Task brief
Every entry that follows should be reproduced exactly.

-- Provided data start --

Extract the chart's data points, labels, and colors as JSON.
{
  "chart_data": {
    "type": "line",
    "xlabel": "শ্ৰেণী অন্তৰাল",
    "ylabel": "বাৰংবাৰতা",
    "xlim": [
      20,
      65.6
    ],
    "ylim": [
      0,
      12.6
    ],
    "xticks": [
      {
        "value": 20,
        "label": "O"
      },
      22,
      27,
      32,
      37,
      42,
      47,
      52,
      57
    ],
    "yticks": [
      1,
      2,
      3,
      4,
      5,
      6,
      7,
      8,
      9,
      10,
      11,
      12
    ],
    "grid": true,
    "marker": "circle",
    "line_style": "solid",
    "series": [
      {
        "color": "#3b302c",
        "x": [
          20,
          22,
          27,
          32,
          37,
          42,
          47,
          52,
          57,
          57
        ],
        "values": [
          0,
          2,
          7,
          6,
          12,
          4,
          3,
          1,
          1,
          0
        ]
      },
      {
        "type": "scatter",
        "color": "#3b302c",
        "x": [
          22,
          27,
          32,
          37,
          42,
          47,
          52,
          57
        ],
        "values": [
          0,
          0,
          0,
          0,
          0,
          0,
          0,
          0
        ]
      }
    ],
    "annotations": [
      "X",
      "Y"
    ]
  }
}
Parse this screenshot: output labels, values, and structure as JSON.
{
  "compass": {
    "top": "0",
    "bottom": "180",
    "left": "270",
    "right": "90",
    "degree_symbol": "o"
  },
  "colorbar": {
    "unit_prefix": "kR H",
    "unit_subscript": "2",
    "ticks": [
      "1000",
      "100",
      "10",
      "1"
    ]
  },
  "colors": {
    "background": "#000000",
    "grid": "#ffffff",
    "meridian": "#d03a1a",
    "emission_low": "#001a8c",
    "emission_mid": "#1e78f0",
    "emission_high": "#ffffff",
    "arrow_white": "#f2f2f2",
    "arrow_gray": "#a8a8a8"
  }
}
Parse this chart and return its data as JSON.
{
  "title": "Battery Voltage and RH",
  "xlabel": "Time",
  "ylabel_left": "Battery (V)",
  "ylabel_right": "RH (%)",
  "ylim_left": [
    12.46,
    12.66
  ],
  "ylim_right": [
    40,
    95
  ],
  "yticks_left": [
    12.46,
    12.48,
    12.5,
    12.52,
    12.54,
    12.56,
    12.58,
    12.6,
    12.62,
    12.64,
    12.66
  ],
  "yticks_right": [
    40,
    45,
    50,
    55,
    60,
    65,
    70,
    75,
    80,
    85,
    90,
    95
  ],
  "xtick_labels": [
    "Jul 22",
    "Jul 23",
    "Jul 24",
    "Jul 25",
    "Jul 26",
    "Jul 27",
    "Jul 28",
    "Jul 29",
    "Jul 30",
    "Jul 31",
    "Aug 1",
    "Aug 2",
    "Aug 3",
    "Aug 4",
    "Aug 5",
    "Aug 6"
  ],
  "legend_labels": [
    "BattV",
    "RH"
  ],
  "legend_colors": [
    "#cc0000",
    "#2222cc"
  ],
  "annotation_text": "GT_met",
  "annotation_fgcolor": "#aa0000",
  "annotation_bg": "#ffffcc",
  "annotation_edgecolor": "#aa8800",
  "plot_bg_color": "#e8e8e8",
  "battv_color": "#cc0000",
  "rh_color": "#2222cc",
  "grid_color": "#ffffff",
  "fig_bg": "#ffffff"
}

-- Provided data end --

Worked solution
Extract the chart's data points, labels, and colors as JSON.
{
  "chart_data": {
    "type": "line",
    "xlabel": "শ্ৰেণী অন্তৰাল",
    "ylabel": "বাৰংবাৰতা",
    "xlim": [
      20,
      65.6
    ],
    "ylim": [
      0,
      12.6
    ],
    "xticks": [
      {
        "value": 20,
        "label": "O"
      },
      22,
      27,
      32,
      37,
      42,
      47,
      52,
      57
    ],
    "yticks": [
      1,
      2,
      3,
      4,
      5,
      6,
      7,
      8,
      9,
      10,
      11,
      12
    ],
    "grid": true,
    "marker": "circle",
    "line_style": "solid",
    "series": [
      {
        "color": "#3b302c",
        "x": [
          20,
          22,
          27,
          32,
          37,
          42,
          47,
          52,
          57,
          57
        ],
        "values": [
          0,
          2,
          7,
          6,
          12,
          4,
          3,
          1,
          1,
          0
        ]
      },
      {
        "type": "scatter",
        "color": "#3b302c",
        "x": [
          22,
          27,
          32,
          37,
          42,
          47,
          52,
          57
        ],
        "values": [
          0,
          0,
          0,
          0,
          0,
          0,
          0,
          0
        ]
      }
    ],
    "annotations": [
      "X",
      "Y"
    ]
  }
}
Parse this screenshot: output labels, values, and structure as JSON.
{
  "compass": {
    "top": "0",
    "bottom": "180",
    "left": "270",
    "right": "90",
    "degree_symbol": "o"
  },
  "colorbar": {
    "unit_prefix": "kR H",
    "unit_subscript": "2",
    "ticks": [
      "1000",
      "100",
      "10",
      "1"
    ]
  },
  "colors": {
    "background": "#000000",
    "grid": "#ffffff",
    "meridian": "#d03a1a",
    "emission_low": "#001a8c",
    "emission_mid": "#1e78f0",
    "emission_high": "#ffffff",
    "arrow_white": "#f2f2f2",
    "arrow_gray": "#a8a8a8"
  }
}
Parse this chart and return its data as JSON.
{
  "title": "Battery Voltage and RH",
  "xlabel": "Time",
  "ylabel_left": "Battery (V)",
  "ylabel_right": "RH (%)",
  "ylim_left": [
    12.46,
    12.66
  ],
  "ylim_right": [
    40,
    95
  ],
  "yticks_left": [
    12.46,
    12.48,
    12.5,
    12.52,
    12.54,
    12.56,
    12.58,
    12.6,
    12.62,
    12.64,
    12.66
  ],
  "yticks_right": [
    40,
    45,
    50,
    55,
    60,
    65,
    70,
    75,
    80,
    85,
    90,
    95
  ],
  "xtick_labels": [
    "Jul 22",
    "Jul 23",
    "Jul 24",
    "Jul 25",
    "Jul 26",
    "Jul 27",
    "Jul 28",
    "Jul 29",
    "Jul 30",
    "Jul 31",
    "Aug 1",
    "Aug 2",
    "Aug 3",
    "Aug 4",
    "Aug 5",
    "Aug 6"
  ],
  "legend_labels": [
    "BattV",
    "RH"
  ],
  "legend_colors": [
    "#cc0000",
    "#2222cc"
  ],
  "annotation_text": "GT_met",
  "annotation_fgcolor": "#aa0000",
  "annotation_bg": "#ffffcc",
  "annotation_edgecolor": "#aa8800",
  "plot_bg_color": "#e8e8e8",
  "battv_color": "#cc0000",
  "rh_color": "#2222cc",
  "grid_color": "#ffffff",
  "fig_bg": "#ffffff"
}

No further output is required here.